◆ OBJECTIVE ◆
Repeat exactly the lines below, from the line containing "What's the underlying" through the last line, both included. Leave out any pictures.

◆ GIVEN DATA ◆
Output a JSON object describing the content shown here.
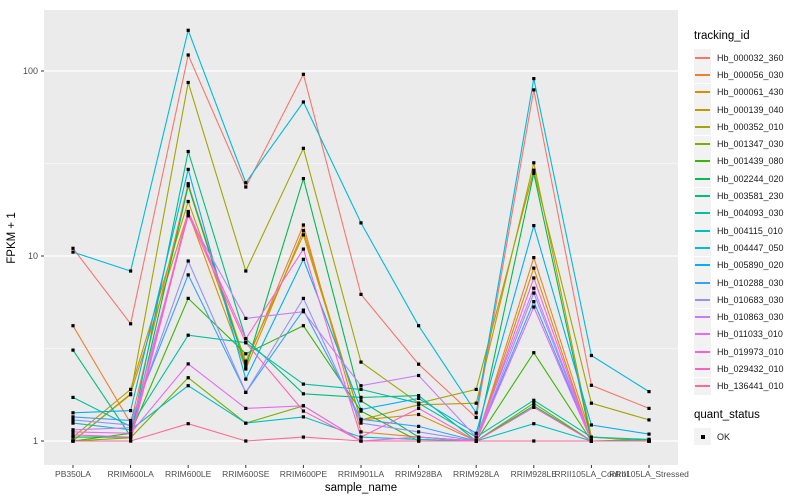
{
  "chart_data": {
    "type": "line",
    "title": "",
    "xlabel": "sample_name",
    "ylabel": "FPKM + 1",
    "y_scale": "log10",
    "ylim": [
      0.9,
      200
    ],
    "y_ticks": [
      "1",
      "10",
      "100"
    ],
    "grid": true,
    "panel_bg": "#EBEBEB",
    "grid_color": "#FFFFFF",
    "tick_label_color": "#4D4D4D",
    "legend_position": "right",
    "legend_title": "tracking_id",
    "quant_title": "quant_status",
    "quant_ok_label": "OK",
    "categories": [
      "PB350LA",
      "RRIM600LA",
      "RRIM600LE",
      "RRIM600SE",
      "RRIM600PE",
      "RRIM901LA",
      "RRIM928BA",
      "RRIM928LA",
      "RRIM928LE",
      "RRII105LA_Control",
      "RRII105LA_Stressed"
    ],
    "series": [
      {
        "name": "Hb_000032_360",
        "color": "#F8766D",
        "values": [
          11,
          4.3,
          122,
          23.6,
          96,
          6.2,
          2.6,
          1.34,
          79,
          2.0,
          1.5
        ]
      },
      {
        "name": "Hb_000056_030",
        "color": "#EA8331",
        "values": [
          4.2,
          1.25,
          24.6,
          2.6,
          14.7,
          1.12,
          1.05,
          1.0,
          9.8,
          1.05,
          1.0
        ]
      },
      {
        "name": "Hb_000061_430",
        "color": "#D89000",
        "values": [
          1.0,
          1.8,
          17.2,
          2.45,
          13.7,
          1.3,
          1.39,
          1.0,
          8.6,
          1.0,
          1.0
        ]
      },
      {
        "name": "Hb_000139_040",
        "color": "#C09B00",
        "values": [
          1.05,
          1.9,
          19.7,
          2.7,
          13.0,
          1.3,
          1.57,
          1.6,
          31.9,
          1.05,
          1.0
        ]
      },
      {
        "name": "Hb_000352_010",
        "color": "#A3A500",
        "values": [
          1.0,
          1.78,
          86.7,
          8.3,
          38.2,
          2.67,
          1.6,
          1.9,
          29.1,
          1.6,
          1.3
        ]
      },
      {
        "name": "Hb_001347_030",
        "color": "#7CAE00",
        "values": [
          1.0,
          1.04,
          2.2,
          1.25,
          1.55,
          1.0,
          1.0,
          1.0,
          1.6,
          1.0,
          1.0
        ]
      },
      {
        "name": "Hb_001439_080",
        "color": "#39B600",
        "values": [
          1.0,
          1.1,
          5.9,
          2.96,
          4.2,
          1.45,
          1.0,
          1.0,
          3.0,
          1.0,
          1.0
        ]
      },
      {
        "name": "Hb_002244_020",
        "color": "#00BB4E",
        "values": [
          1.05,
          1.05,
          24.0,
          2.5,
          26.2,
          1.65,
          1.05,
          1.0,
          28,
          1.0,
          1.0
        ]
      },
      {
        "name": "Hb_003581_230",
        "color": "#00BF7D",
        "values": [
          3.1,
          1.06,
          36.7,
          3.57,
          1.8,
          1.72,
          1.76,
          1.0,
          1.55,
          1.0,
          1.02
        ]
      },
      {
        "name": "Hb_004093_030",
        "color": "#00C1A3",
        "values": [
          1.72,
          1.2,
          3.73,
          3.4,
          2.03,
          1.9,
          1.6,
          1.05,
          1.66,
          1.05,
          1.02
        ]
      },
      {
        "name": "Hb_004115_010",
        "color": "#00BFC4",
        "values": [
          1.25,
          1.15,
          1.99,
          1.25,
          1.35,
          1.05,
          1.02,
          1.0,
          1.24,
          1.0,
          1.0
        ]
      },
      {
        "name": "Hb_004447_050",
        "color": "#00BBDA",
        "values": [
          10.5,
          8.3,
          166,
          24.9,
          68,
          15.1,
          4.2,
          1.42,
          91,
          2.9,
          1.85
        ]
      },
      {
        "name": "Hb_005890_020",
        "color": "#00B0F6",
        "values": [
          1.42,
          1.46,
          29.4,
          2.16,
          9.6,
          1.48,
          1.7,
          1.1,
          14.6,
          1.22,
          1.09
        ]
      },
      {
        "name": "Hb_010288_030",
        "color": "#35A2FF",
        "values": [
          1.35,
          1.29,
          7.9,
          1.83,
          5.1,
          1.31,
          1.2,
          1.0,
          5.67,
          1.0,
          1.0
        ]
      },
      {
        "name": "Hb_010683_030",
        "color": "#9590FF",
        "values": [
          1.3,
          1.22,
          9.4,
          1.83,
          5.9,
          1.25,
          1.12,
          1.0,
          6.3,
          1.0,
          1.0
        ]
      },
      {
        "name": "Hb_010863_030",
        "color": "#C77CFF",
        "values": [
          1.15,
          1.18,
          16.5,
          4.6,
          5.0,
          1.99,
          2.26,
          1.05,
          6.7,
          1.0,
          1.0
        ]
      },
      {
        "name": "Hb_011033_010",
        "color": "#E76BF3",
        "values": [
          1.12,
          1.1,
          2.61,
          1.5,
          1.55,
          1.0,
          1.05,
          1.0,
          5.3,
          1.0,
          1.0
        ]
      },
      {
        "name": "Hb_019973_010",
        "color": "#FA62DB",
        "values": [
          1.08,
          1.05,
          17.4,
          3.57,
          10.9,
          1.05,
          1.5,
          1.0,
          7.6,
          1.0,
          1.0
        ]
      },
      {
        "name": "Hb_029432_010",
        "color": "#FF62BC",
        "values": [
          1.0,
          1.0,
          16.8,
          3.4,
          1.45,
          1.0,
          1.0,
          1.0,
          1.52,
          1.0,
          1.0
        ]
      },
      {
        "name": "Hb_136441_010",
        "color": "#FF6A98",
        "values": [
          1.0,
          1.0,
          1.24,
          1.0,
          1.05,
          1.0,
          1.0,
          1.0,
          1.0,
          1.0,
          1.0
        ]
      }
    ]
  }
}
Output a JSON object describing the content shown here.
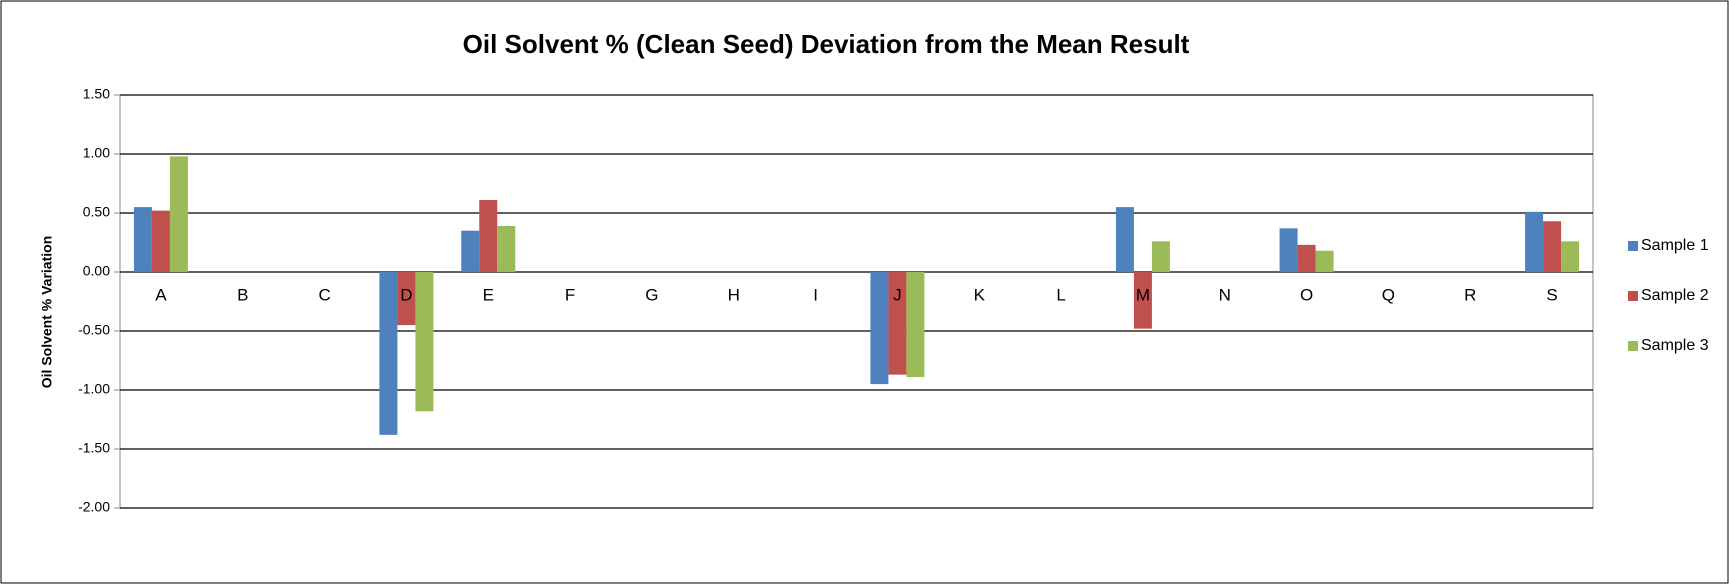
{
  "chart_data": {
    "type": "bar",
    "title": "Oil Solvent % (Clean Seed) Deviation from the Mean Result",
    "y_label": "Oil Solvent % Variation",
    "categories": [
      "A",
      "B",
      "C",
      "D",
      "E",
      "F",
      "G",
      "H",
      "I",
      "J",
      "K",
      "L",
      "M",
      "N",
      "O",
      "Q",
      "R",
      "S"
    ],
    "series": [
      {
        "name": "Sample 1",
        "color": "#4f81bd",
        "values": [
          0.55,
          null,
          null,
          -1.38,
          0.35,
          null,
          null,
          null,
          null,
          -0.95,
          null,
          null,
          0.55,
          null,
          0.37,
          null,
          null,
          0.51
        ]
      },
      {
        "name": "Sample 2",
        "color": "#c0504d",
        "values": [
          0.52,
          null,
          null,
          -0.45,
          0.61,
          null,
          null,
          null,
          null,
          -0.87,
          null,
          null,
          -0.48,
          null,
          0.23,
          null,
          null,
          0.43
        ]
      },
      {
        "name": "Sample 3",
        "color": "#9bbb59",
        "values": [
          0.98,
          null,
          null,
          -1.18,
          0.39,
          null,
          null,
          null,
          null,
          -0.89,
          null,
          null,
          0.26,
          null,
          0.18,
          null,
          null,
          0.26
        ]
      }
    ],
    "ylim": [
      -2,
      1.5
    ],
    "yticks": [
      {
        "value": -2,
        "label": "-2.00"
      },
      {
        "value": -1.5,
        "label": "-1.50"
      },
      {
        "value": -1,
        "label": "-1.00"
      },
      {
        "value": -0.5,
        "label": "-0.50"
      },
      {
        "value": 0,
        "label": "0.00"
      },
      {
        "value": 0.5,
        "label": "0.50"
      },
      {
        "value": 1,
        "label": "1.00"
      },
      {
        "value": 1.5,
        "label": "1.50"
      }
    ],
    "grid": true,
    "legend": "right"
  }
}
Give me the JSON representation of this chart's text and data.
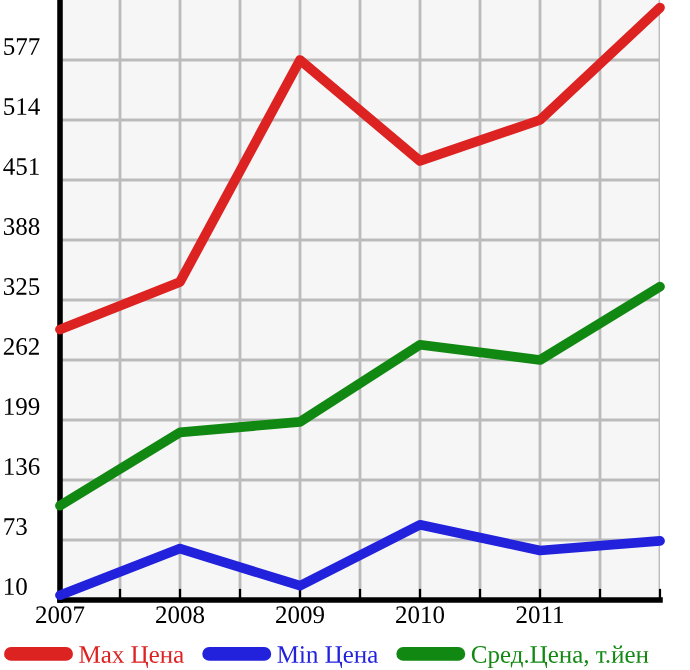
{
  "chart_data": {
    "type": "line",
    "x": [
      2007,
      2008,
      2009,
      2010,
      2011,
      2012
    ],
    "series": [
      {
        "name": "Max Цена",
        "color": "#dd2222",
        "values": [
          294,
          344,
          577,
          471,
          514,
          632
        ]
      },
      {
        "name": "Min Цена",
        "color": "#2222dd",
        "values": [
          15,
          64,
          25,
          89,
          62,
          72
        ]
      },
      {
        "name": "Сред.Цена, т.йен",
        "color": "#118811",
        "values": [
          109,
          186,
          197,
          278,
          262,
          339
        ]
      }
    ],
    "xlim": [
      2007,
      2012
    ],
    "xticks": [
      2007,
      {
        "value": 2007.5,
        "label": null
      },
      2008,
      {
        "value": 2008.5,
        "label": null
      },
      2009,
      {
        "value": 2009.5,
        "label": null
      },
      2010,
      {
        "value": 2010.5,
        "label": null
      },
      2011,
      {
        "value": 2011.5,
        "label": null
      },
      {
        "value": 2012,
        "label": null
      }
    ],
    "ylim": [
      10,
      640
    ],
    "yticks": [
      10,
      73,
      136,
      199,
      262,
      325,
      388,
      451,
      514,
      577
    ],
    "grid": true,
    "legend": "bottom",
    "marker": "none",
    "line_style": "solid"
  }
}
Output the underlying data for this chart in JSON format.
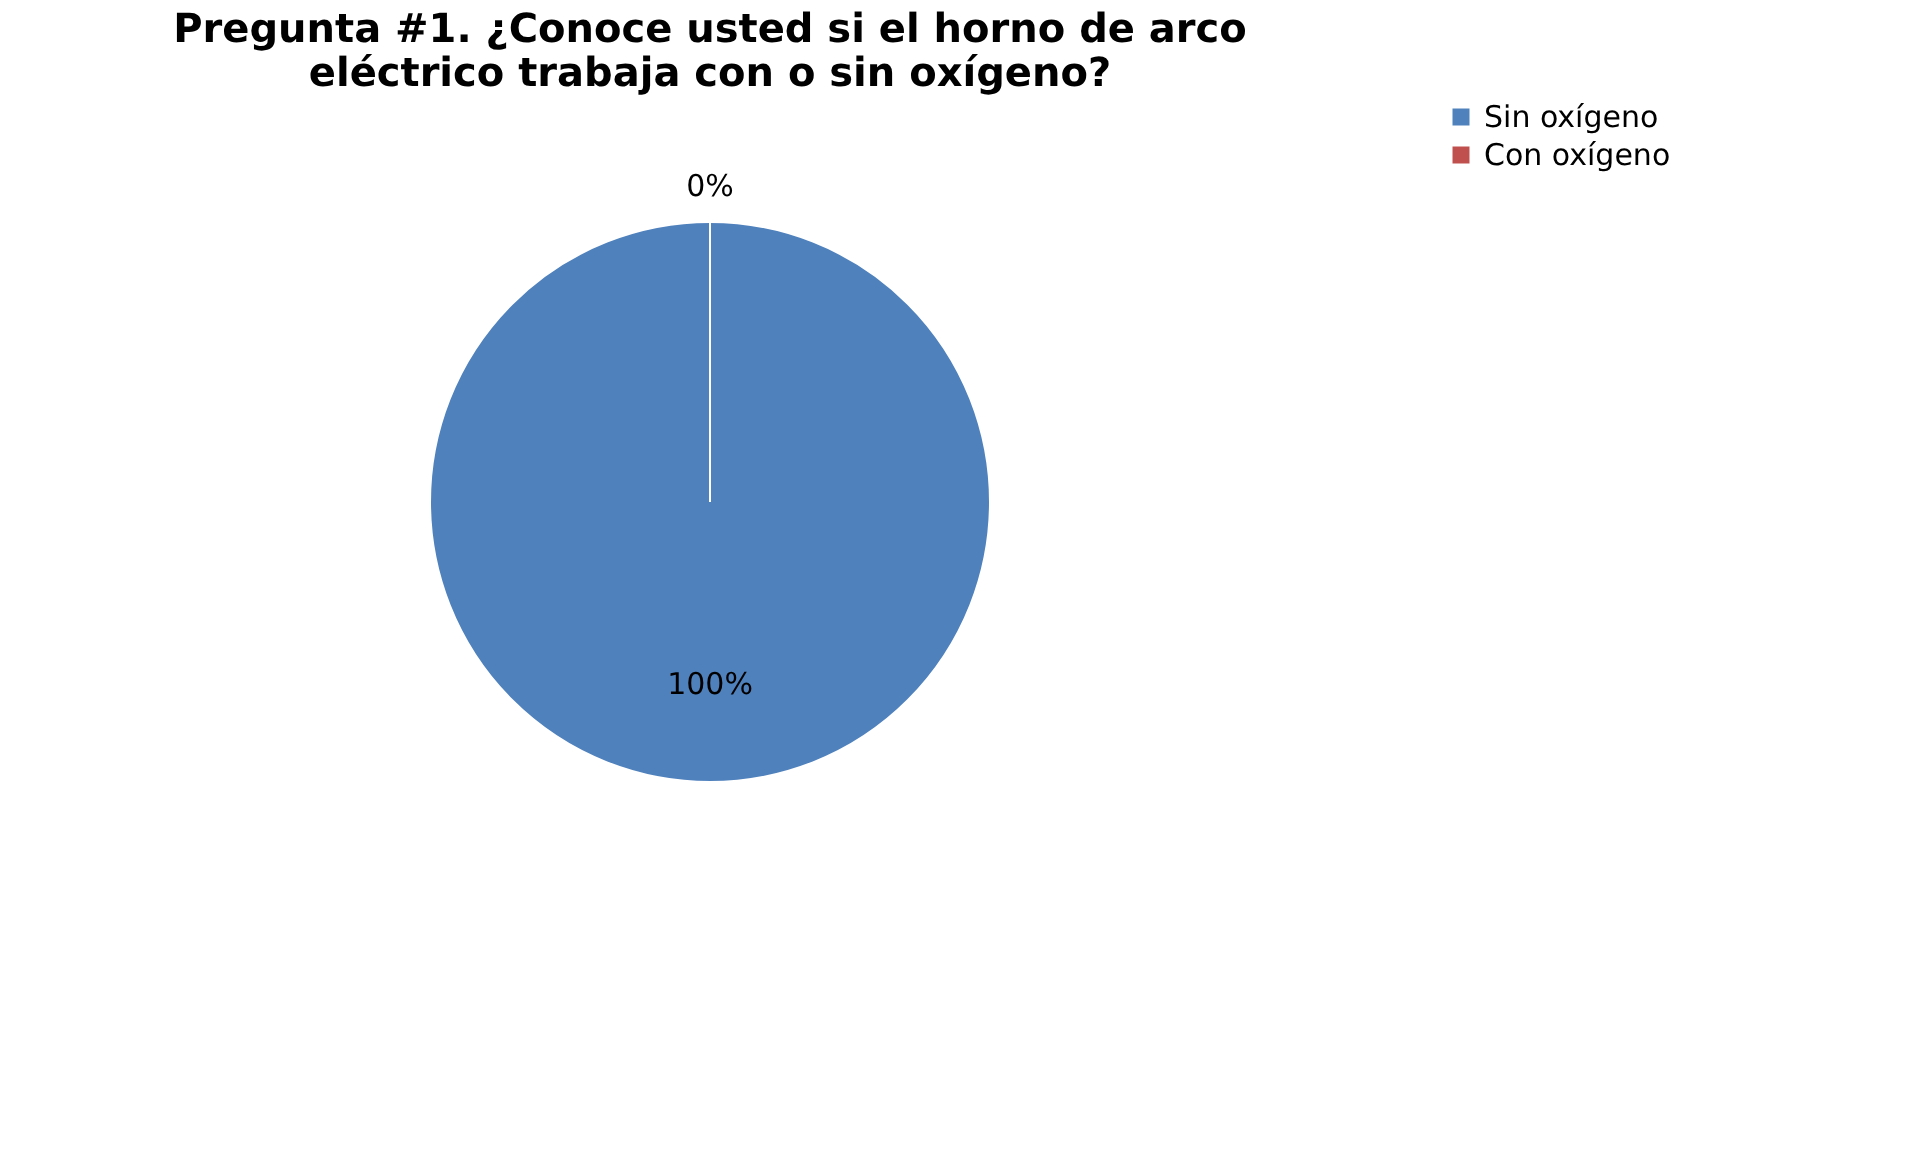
{
  "chart_data": {
    "type": "pie",
    "title": "Pregunta #1. ¿Conoce usted si el horno de arco\neléctrico trabaja con o sin oxígeno?",
    "categories": [
      "Sin oxígeno",
      "Con oxígeno"
    ],
    "values": [
      100,
      0
    ],
    "colors": [
      "#4f81bd",
      "#c0504d"
    ],
    "value_labels": [
      "100%",
      "0%"
    ],
    "legend": "right"
  }
}
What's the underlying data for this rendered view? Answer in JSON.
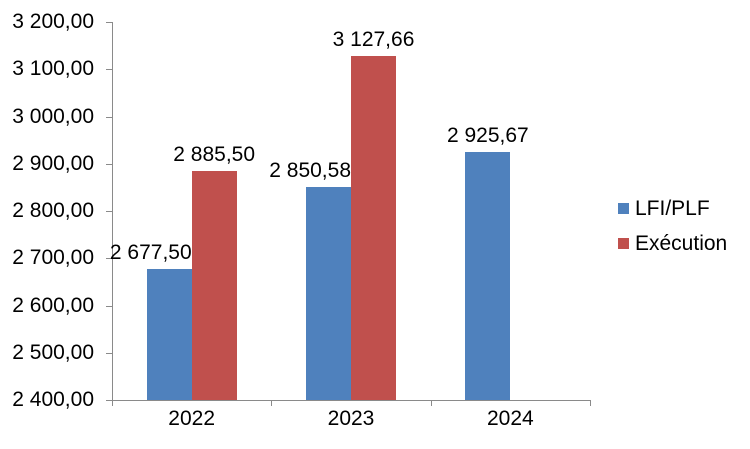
{
  "chart_data": {
    "type": "bar",
    "title": "",
    "xlabel": "",
    "ylabel": "",
    "grid": false,
    "legend_position": "right",
    "background_color": "#ffffff",
    "axis_color": "#8a8a8a",
    "text_color": "#000000",
    "categories": [
      "2022",
      "2023",
      "2024"
    ],
    "series": [
      {
        "name": "LFI/PLF",
        "key": "lfi-plf",
        "color": "#4F81BD",
        "values": [
          2677.5,
          2850.58,
          2925.67
        ],
        "labels": [
          "2 677,50",
          "2 850,58",
          "2 925,67"
        ]
      },
      {
        "name": "Exécution",
        "key": "execution",
        "color": "#C0504D",
        "values": [
          2885.5,
          3127.66,
          null
        ],
        "labels": [
          "2 885,50",
          "3 127,66",
          null
        ]
      }
    ],
    "y_axis": {
      "min": 2400,
      "max": 3200,
      "step": 100,
      "tick_labels": [
        "2 400,00",
        "2 500,00",
        "2 600,00",
        "2 700,00",
        "2 800,00",
        "2 900,00",
        "3 000,00",
        "3 100,00",
        "3 200,00"
      ]
    }
  }
}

◆ COMPLETE RESPONSE ◆
What's the underlying data for this rendered view? Answer in JSON.
{
  "chart_data": {
    "type": "bar",
    "title": "",
    "xlabel": "",
    "ylabel": "",
    "grid": false,
    "legend_position": "right",
    "background_color": "#ffffff",
    "axis_color": "#8a8a8a",
    "text_color": "#000000",
    "categories": [
      "2022",
      "2023",
      "2024"
    ],
    "series": [
      {
        "name": "LFI/PLF",
        "key": "lfi-plf",
        "color": "#4F81BD",
        "values": [
          2677.5,
          2850.58,
          2925.67
        ],
        "labels": [
          "2 677,50",
          "2 850,58",
          "2 925,67"
        ]
      },
      {
        "name": "Exécution",
        "key": "execution",
        "color": "#C0504D",
        "values": [
          2885.5,
          3127.66,
          null
        ],
        "labels": [
          "2 885,50",
          "3 127,66",
          null
        ]
      }
    ],
    "y_axis": {
      "min": 2400,
      "max": 3200,
      "step": 100,
      "tick_labels": [
        "2 400,00",
        "2 500,00",
        "2 600,00",
        "2 700,00",
        "2 800,00",
        "2 900,00",
        "3 000,00",
        "3 100,00",
        "3 200,00"
      ]
    }
  }
}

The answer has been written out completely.